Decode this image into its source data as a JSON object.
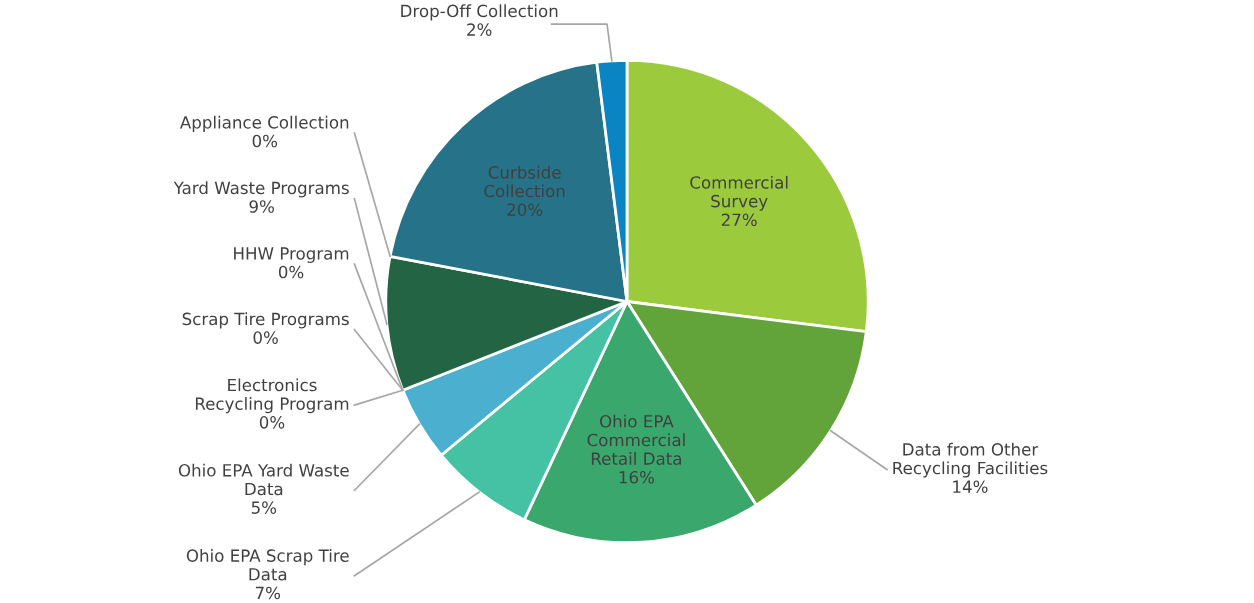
{
  "chart_data": {
    "type": "pie",
    "categories": [
      "Commercial Survey",
      "Data from Other Recycling Facilities",
      "Ohio EPA Commercial Retail Data",
      "Ohio EPA Scrap Tire Data",
      "Ohio EPA Yard Waste Data",
      "HHW Program",
      "Scrap Tire Programs",
      "Electronics Recycling Program",
      "Yard Waste Programs",
      "Appliance Collection",
      "Curbside Collection",
      "Drop-Off Collection"
    ],
    "values": [
      27,
      14,
      16,
      7,
      5,
      0,
      0,
      0,
      9,
      0,
      20,
      2
    ],
    "value_labels": [
      "27%",
      "14%",
      "16%",
      "7%",
      "5%",
      "0%",
      "0%",
      "0%",
      "9%",
      "0%",
      "20%",
      "2%"
    ],
    "colors": [
      "#9bcb3c",
      "#62a33a",
      "#3aa76d",
      "#45c1a3",
      "#4bb0d0",
      "#3f8fb0",
      "#2f7d5a",
      "#1f5c7a",
      "#226444",
      "#1a5c5c",
      "#267288",
      "#0b84c4"
    ]
  }
}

* * * * *

§ What you should do:
Identify each line containing the string "Recycling" and copy it out.

§ Final result:
      "Data from Other Recycling Facilities",
      "Electronics Recycling Program",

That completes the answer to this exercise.